**Aim**
Take the material and output all of it exactly.
======== Exercise data
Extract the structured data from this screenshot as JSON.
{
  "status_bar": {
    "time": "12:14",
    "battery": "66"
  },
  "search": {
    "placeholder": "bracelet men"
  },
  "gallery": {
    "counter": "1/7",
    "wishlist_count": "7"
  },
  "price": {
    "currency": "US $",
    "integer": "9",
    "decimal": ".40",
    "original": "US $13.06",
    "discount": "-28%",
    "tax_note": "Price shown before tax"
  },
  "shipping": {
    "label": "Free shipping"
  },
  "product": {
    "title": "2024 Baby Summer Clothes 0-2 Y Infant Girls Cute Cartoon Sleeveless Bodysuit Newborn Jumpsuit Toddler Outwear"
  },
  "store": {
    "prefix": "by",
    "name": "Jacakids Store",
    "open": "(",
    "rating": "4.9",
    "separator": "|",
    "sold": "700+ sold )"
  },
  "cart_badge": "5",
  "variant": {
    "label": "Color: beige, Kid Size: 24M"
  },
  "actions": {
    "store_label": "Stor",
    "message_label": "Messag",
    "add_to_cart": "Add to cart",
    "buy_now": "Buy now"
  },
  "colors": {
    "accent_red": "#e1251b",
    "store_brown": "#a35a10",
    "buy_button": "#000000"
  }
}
================
**Expected answer**
Extract the structured data from this screenshot as JSON.
{
  "status_bar": {
    "time": "12:14",
    "battery": "66"
  },
  "search": {
    "placeholder": "bracelet men"
  },
  "gallery": {
    "counter": "1/7",
    "wishlist_count": "7"
  },
  "price": {
    "currency": "US $",
    "integer": "9",
    "decimal": ".40",
    "original": "US $13.06",
    "discount": "-28%",
    "tax_note": "Price shown before tax"
  },
  "shipping": {
    "label": "Free shipping"
  },
  "product": {
    "title": "2024 Baby Summer Clothes 0-2 Y Infant Girls Cute Cartoon Sleeveless Bodysuit Newborn Jumpsuit Toddler Outwear"
  },
  "store": {
    "prefix": "by",
    "name": "Jacakids Store",
    "open": "(",
    "rating": "4.9",
    "separator": "|",
    "sold": "700+ sold )"
  },
  "cart_badge": "5",
  "variant": {
    "label": "Color: beige, Kid Size: 24M"
  },
  "actions": {
    "store_label": "Stor",
    "message_label": "Messag",
    "add_to_cart": "Add to cart",
    "buy_now": "Buy now"
  },
  "colors": {
    "accent_red": "#e1251b",
    "store_brown": "#a35a10",
    "buy_button": "#000000"
  }
}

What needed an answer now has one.